** Document section **
TP4056 vs MCP73831: Li-Ion Charging IC Comparison

When designing a rechargeable lithium-ion battery circuit for your next maker project, two ICs come up more often than any other: the TP4056 vs MCP73831 Li-Ion charging IC comparison is a decision every electronics hobbyist in India eventually faces. Both chips are single-cell 4.2V CC/CV chargers, both cost under ₹15 per piece, and both are readily available from Zbotic and other Indian components suppliers. But the differences between them matter enormously depending on your application. This guide breaks down every important parameter to help you make the right choice.

Table of Contents

• Overview: What These ICs Do
• Pinout and Package Comparison
• Charge Current Configuration
• Protection Features
• Input Voltage Range
• Status Indication and Monitoring
• Thermal Management
• Ready-Made Modules in India
• Which IC Should You Use?
• Practical Design Tips
• Frequently Asked Questions

Overview: What These ICs Do

Both the TP4056 and MCP73831 implement the standard Constant Current / Constant Voltage (CC/CV) charging algorithm for single-cell lithium-ion and lithium-polymer batteries. The algorithm works in two phases:

1. Constant Current (CC) phase: The charger supplies a fixed current (set by a resistor) until the battery reaches 4.2V. This phase does the bulk of the charging — typically 0%–80% capacity.

** Set problem **
In the charging IC comparison, what sets the fixed current that the charger supplies during the constant current phase?

** Data records **
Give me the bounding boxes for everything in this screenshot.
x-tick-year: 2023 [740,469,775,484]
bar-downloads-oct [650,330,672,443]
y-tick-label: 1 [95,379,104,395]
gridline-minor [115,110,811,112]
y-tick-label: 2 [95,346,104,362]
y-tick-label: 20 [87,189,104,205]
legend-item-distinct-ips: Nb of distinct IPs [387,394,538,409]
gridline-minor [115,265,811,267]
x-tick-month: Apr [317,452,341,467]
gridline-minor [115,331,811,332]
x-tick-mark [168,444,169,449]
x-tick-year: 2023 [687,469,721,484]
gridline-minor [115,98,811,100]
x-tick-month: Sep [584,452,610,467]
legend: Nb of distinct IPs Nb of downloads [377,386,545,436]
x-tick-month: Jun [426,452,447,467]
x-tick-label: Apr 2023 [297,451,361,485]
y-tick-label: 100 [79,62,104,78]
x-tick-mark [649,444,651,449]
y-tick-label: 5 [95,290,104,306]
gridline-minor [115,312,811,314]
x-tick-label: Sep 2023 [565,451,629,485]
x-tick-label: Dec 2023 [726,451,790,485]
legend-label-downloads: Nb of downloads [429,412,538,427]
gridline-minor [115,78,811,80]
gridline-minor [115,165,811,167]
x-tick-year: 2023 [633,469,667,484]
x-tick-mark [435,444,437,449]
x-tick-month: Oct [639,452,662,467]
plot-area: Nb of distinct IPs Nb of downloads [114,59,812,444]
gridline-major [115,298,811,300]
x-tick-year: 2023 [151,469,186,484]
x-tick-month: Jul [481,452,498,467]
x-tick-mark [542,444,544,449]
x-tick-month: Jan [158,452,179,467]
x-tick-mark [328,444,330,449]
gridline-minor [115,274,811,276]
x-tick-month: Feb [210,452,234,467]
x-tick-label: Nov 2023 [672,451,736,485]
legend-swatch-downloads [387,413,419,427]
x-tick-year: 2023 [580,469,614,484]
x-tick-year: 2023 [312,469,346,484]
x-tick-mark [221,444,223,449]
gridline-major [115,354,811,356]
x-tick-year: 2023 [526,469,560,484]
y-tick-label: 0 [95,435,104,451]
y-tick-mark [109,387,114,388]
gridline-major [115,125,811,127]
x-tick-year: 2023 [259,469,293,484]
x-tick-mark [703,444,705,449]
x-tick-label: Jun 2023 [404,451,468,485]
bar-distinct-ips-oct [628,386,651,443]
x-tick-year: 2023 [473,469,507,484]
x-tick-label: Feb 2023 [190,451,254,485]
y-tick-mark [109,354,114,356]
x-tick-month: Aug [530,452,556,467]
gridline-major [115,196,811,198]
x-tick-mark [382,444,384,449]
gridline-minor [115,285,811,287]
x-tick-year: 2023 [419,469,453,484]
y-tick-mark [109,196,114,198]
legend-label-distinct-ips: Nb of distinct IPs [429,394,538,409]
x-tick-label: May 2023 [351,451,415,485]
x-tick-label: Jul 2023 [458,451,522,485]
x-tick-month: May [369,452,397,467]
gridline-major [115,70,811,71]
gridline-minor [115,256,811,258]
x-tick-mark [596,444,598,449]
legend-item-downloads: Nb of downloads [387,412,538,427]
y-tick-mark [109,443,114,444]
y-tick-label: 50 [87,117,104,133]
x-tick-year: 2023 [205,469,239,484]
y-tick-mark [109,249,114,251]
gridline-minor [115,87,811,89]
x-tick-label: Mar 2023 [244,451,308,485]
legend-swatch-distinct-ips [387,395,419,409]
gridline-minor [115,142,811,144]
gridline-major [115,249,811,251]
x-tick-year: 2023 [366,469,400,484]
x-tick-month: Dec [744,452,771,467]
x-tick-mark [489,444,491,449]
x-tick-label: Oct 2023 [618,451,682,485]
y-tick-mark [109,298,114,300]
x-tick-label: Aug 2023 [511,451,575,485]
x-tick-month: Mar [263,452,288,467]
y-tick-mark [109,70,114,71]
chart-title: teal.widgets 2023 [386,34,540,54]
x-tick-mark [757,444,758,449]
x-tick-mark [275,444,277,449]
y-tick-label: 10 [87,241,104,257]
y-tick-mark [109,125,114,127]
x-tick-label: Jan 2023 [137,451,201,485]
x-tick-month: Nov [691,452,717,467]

** Finished task **
A resistor sets it.